Thursday, April 6, 2017

Hospital Flags

By Jack Thomason

The US Army regulations (1854) called for a red flag for hospitals at the beginning of the war, dating back to the reorganization of Amy soon after the War with Mexico. Red flags were used, starting with the French Army in the 1700’s and later on in England. General Beauregard issued orders that red flags were to be used to mark the locations of Hospitals, of the Confederate Army of the Potomac. It appears that General Beauregard copied the U.S Army regulations of 1854. Several late war captured red Confederate Hospital flags survive.

The yellow quarantine flag was adopted, per Act of Congress, in 1798 to mark the locations of the “Marine Hospital Service” (Government run) Hospitals. The yellow quarantine flag was first used by the City of Philadelphia in 1699 to mark the locations of sick seamen under the maritime quarantine laws. In 1860 there were nineteen “Marine Hospital Service” hospitals along the eastern cost and several others along the Gulf of Mexico cost. At the beginning of the war those hospitals were taken over for military use in the north and south. The U.S. Army did not adopt the yellow hospital flag until 1862, General Orders 102, Army of the Potomac. The Department of the Rappahannock in 1863, General orders 53. The Department of the Cumberland as with the Army of Ohio later in 1863 adopted the yellow flag for hospitals. The Army of the West replaced the red flag for hospitals with an U.S. National flag in early 64. Later in 64 they conformed to an Act of Congress of the yellow flag with the green H.

(Data provided):
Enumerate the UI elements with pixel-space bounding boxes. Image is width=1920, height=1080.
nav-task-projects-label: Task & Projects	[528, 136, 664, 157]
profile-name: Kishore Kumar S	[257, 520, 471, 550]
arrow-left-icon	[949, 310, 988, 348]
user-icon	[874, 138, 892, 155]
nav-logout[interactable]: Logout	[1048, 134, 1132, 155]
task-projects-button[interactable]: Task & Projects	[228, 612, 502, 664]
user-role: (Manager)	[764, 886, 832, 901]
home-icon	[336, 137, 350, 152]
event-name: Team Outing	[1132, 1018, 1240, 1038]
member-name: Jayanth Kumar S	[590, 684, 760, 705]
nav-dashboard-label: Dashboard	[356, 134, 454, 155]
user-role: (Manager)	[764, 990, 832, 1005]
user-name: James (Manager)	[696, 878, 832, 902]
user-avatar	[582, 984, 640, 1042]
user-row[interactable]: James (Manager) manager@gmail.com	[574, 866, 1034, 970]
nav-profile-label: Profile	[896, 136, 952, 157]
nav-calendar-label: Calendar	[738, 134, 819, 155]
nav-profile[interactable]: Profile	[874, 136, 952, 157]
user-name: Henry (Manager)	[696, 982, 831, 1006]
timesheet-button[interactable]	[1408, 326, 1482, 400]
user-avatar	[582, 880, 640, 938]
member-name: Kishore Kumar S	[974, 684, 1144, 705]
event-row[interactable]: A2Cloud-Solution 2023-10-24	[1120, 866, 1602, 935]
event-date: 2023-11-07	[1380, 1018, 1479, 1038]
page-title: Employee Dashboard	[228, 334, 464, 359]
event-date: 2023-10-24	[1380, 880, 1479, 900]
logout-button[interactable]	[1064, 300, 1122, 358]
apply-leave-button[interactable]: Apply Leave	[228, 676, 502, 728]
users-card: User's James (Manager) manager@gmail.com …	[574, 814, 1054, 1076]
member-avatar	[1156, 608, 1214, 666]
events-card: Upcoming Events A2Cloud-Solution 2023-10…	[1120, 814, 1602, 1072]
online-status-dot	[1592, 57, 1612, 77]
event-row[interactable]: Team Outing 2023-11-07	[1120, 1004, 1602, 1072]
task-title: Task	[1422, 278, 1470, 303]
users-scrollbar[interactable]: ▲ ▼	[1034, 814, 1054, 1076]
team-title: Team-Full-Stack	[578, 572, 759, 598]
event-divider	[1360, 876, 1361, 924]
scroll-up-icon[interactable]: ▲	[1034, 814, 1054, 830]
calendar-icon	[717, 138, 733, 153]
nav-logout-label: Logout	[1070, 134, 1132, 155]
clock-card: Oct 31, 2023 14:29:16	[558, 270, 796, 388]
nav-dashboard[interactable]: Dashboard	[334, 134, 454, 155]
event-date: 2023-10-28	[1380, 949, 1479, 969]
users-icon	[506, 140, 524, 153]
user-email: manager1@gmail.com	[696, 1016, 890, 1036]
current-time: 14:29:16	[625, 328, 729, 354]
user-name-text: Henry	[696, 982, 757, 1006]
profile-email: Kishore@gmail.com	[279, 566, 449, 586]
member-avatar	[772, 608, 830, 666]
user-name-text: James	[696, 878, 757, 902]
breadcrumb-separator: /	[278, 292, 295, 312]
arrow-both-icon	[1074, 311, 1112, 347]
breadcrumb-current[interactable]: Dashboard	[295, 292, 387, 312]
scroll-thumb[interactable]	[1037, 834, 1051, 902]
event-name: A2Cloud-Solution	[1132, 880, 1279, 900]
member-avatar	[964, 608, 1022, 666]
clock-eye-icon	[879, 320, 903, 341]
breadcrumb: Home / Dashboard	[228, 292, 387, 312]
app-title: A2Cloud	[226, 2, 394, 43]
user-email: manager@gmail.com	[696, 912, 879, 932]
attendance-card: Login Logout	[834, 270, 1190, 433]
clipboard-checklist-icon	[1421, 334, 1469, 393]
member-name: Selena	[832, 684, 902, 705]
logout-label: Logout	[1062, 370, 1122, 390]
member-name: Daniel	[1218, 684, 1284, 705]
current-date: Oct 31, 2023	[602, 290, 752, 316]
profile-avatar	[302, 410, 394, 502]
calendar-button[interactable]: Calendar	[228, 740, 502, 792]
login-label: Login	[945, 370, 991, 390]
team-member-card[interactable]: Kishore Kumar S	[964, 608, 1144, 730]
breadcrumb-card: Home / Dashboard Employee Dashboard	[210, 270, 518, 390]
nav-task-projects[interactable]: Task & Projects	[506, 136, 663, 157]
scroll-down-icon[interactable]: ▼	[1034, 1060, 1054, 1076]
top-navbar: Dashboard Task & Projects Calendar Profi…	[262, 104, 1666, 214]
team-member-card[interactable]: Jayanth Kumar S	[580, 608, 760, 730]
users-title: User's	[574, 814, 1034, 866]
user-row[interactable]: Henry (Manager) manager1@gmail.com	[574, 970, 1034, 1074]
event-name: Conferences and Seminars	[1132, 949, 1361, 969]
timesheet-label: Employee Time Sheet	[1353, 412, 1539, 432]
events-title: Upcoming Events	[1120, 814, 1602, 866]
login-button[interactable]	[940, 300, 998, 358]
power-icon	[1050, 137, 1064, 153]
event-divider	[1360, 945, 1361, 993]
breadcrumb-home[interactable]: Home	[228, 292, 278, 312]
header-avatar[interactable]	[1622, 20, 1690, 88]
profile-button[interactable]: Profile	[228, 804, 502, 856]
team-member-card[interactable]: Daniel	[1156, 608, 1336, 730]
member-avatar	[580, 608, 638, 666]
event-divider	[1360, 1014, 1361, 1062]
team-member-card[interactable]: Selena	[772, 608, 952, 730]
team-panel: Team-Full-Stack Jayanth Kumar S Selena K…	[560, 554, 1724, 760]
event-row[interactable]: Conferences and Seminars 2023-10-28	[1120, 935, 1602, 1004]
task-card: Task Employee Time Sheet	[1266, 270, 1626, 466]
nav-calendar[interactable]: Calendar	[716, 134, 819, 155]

(Things to do):
a – Do these statements agree with the hospital flags text? Answer yes or no for each and quote the deciding words. (i) The City of Philadelphia first used the yellow quarantine flag in 1699. (ii) The U.S. Army adopted the yellow hospital flag in 1854. (iii) The use of red flags began with the French Army in the 1700s.
b – Which Union armies and departments does the hospital flags text name in its paragraph about the yellow flag? List them all.
c – Reproduce the part of the hospital flags text starting with "The US Army" and going on through "Hospital flags survive.".

(List of solutions):
a –
(i) Yes: "The yellow quarantine flag was first used by the City of Philadelphia in 1699"
(ii) No: "The U.S. Army did not adopt the yellow hospital flag until 1862, General Orders 102, Army of the Potomac."
(iii) Yes: "Red flags were used, starting with the French Army in the 1700’s"

b –
Army of the Potomac
Department of the Rappahannock
Department of the Cumberland
Army of Ohio
Army of the West

c –
The US Army regulations (1854) called for a red flag for hospitals at the beginning of the war, dating back to the reorganization of Amy soon after the War with Mexico. Red flags were used, starting with the French Army in the 1700’s and later on in England. General Beauregard issued orders that red flags were to be used to mark the locations of Hospitals, of the Confederate Army of the Potomac. It appears that General Beauregard copied the U.S Army regulations of 1854. Several late war captured red Confederate Hospital flags survive.